What you should do: Return the entries below verbatim. Pictures stay out.

Material provided:
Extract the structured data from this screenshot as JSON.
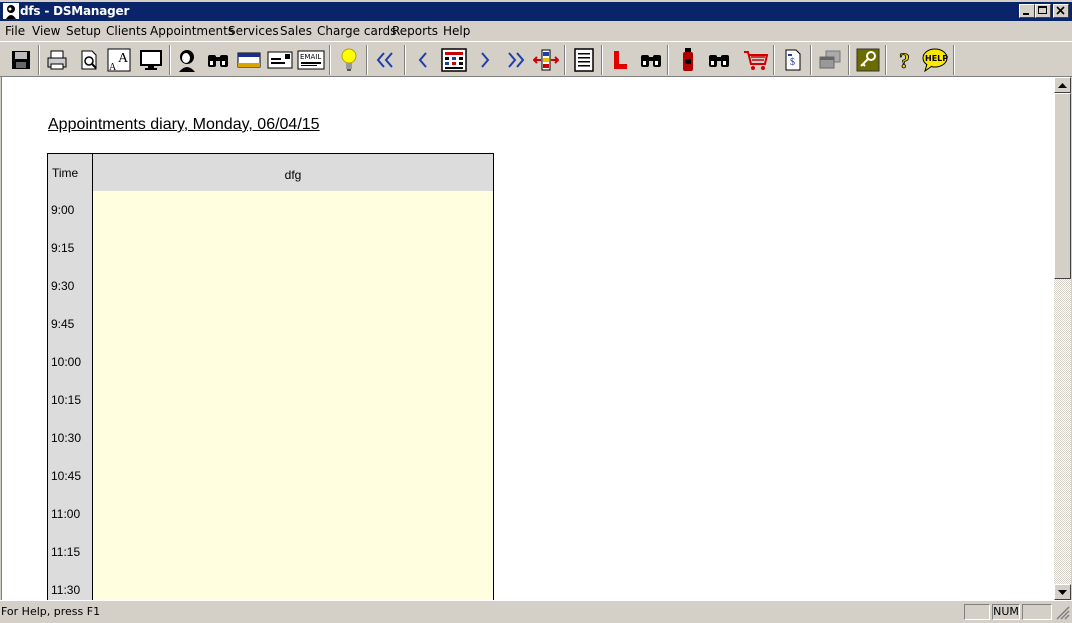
{
  "window": {
    "title": "dfs - DSManager"
  },
  "menu": [
    "File",
    "View",
    "Setup",
    "Clients",
    "Appointments",
    "Services",
    "Sales",
    "Charge cards",
    "Reports",
    "Help"
  ],
  "toolbar": {
    "icons": [
      "save-icon",
      "print-icon",
      "print-preview-icon",
      "font-icon",
      "monitor-icon",
      "client-icon",
      "find-client-icon",
      "credit-card-icon",
      "message-icon",
      "email-icon",
      "tip-icon",
      "first-icon",
      "previous-icon",
      "calendar-icon",
      "next-icon",
      "last-icon",
      "column-icon",
      "report-icon",
      "l-icon",
      "find-icon",
      "product-icon",
      "find-product-icon",
      "cart-icon",
      "charge-card-icon",
      "windows-icon",
      "key-icon",
      "help-question-icon",
      "help-bubble-icon"
    ],
    "email_text": "EMAIL",
    "help_text": "HELP"
  },
  "diary": {
    "title": "Appointments diary, Monday, 06/04/15",
    "time_header": "Time",
    "column_header": "dfg",
    "times": [
      "9:00",
      "9:15",
      "9:30",
      "9:45",
      "10:00",
      "10:15",
      "10:30",
      "10:45",
      "11:00",
      "11:15",
      "11:30"
    ]
  },
  "status": {
    "message": "For Help, press F1",
    "num": "NUM"
  },
  "colors": {
    "titlebar": "#0a246a",
    "slot": "#ffffe0",
    "timecell": "#dcdcdc"
  }
}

Task answer:
Extract the structured data from this screenshot as JSON.
{
  "window": {
    "title": "dfs - DSManager"
  },
  "menu": [
    "File",
    "View",
    "Setup",
    "Clients",
    "Appointments",
    "Services",
    "Sales",
    "Charge cards",
    "Reports",
    "Help"
  ],
  "toolbar": {
    "icons": [
      "save-icon",
      "print-icon",
      "print-preview-icon",
      "font-icon",
      "monitor-icon",
      "client-icon",
      "find-client-icon",
      "credit-card-icon",
      "message-icon",
      "email-icon",
      "tip-icon",
      "first-icon",
      "previous-icon",
      "calendar-icon",
      "next-icon",
      "last-icon",
      "column-icon",
      "report-icon",
      "l-icon",
      "find-icon",
      "product-icon",
      "find-product-icon",
      "cart-icon",
      "charge-card-icon",
      "windows-icon",
      "key-icon",
      "help-question-icon",
      "help-bubble-icon"
    ],
    "email_text": "EMAIL",
    "help_text": "HELP"
  },
  "diary": {
    "title": "Appointments diary, Monday, 06/04/15",
    "time_header": "Time",
    "column_header": "dfg",
    "times": [
      "9:00",
      "9:15",
      "9:30",
      "9:45",
      "10:00",
      "10:15",
      "10:30",
      "10:45",
      "11:00",
      "11:15",
      "11:30"
    ]
  },
  "status": {
    "message": "For Help, press F1",
    "num": "NUM"
  },
  "colors": {
    "titlebar": "#0a246a",
    "slot": "#ffffe0",
    "timecell": "#dcdcdc"
  }
}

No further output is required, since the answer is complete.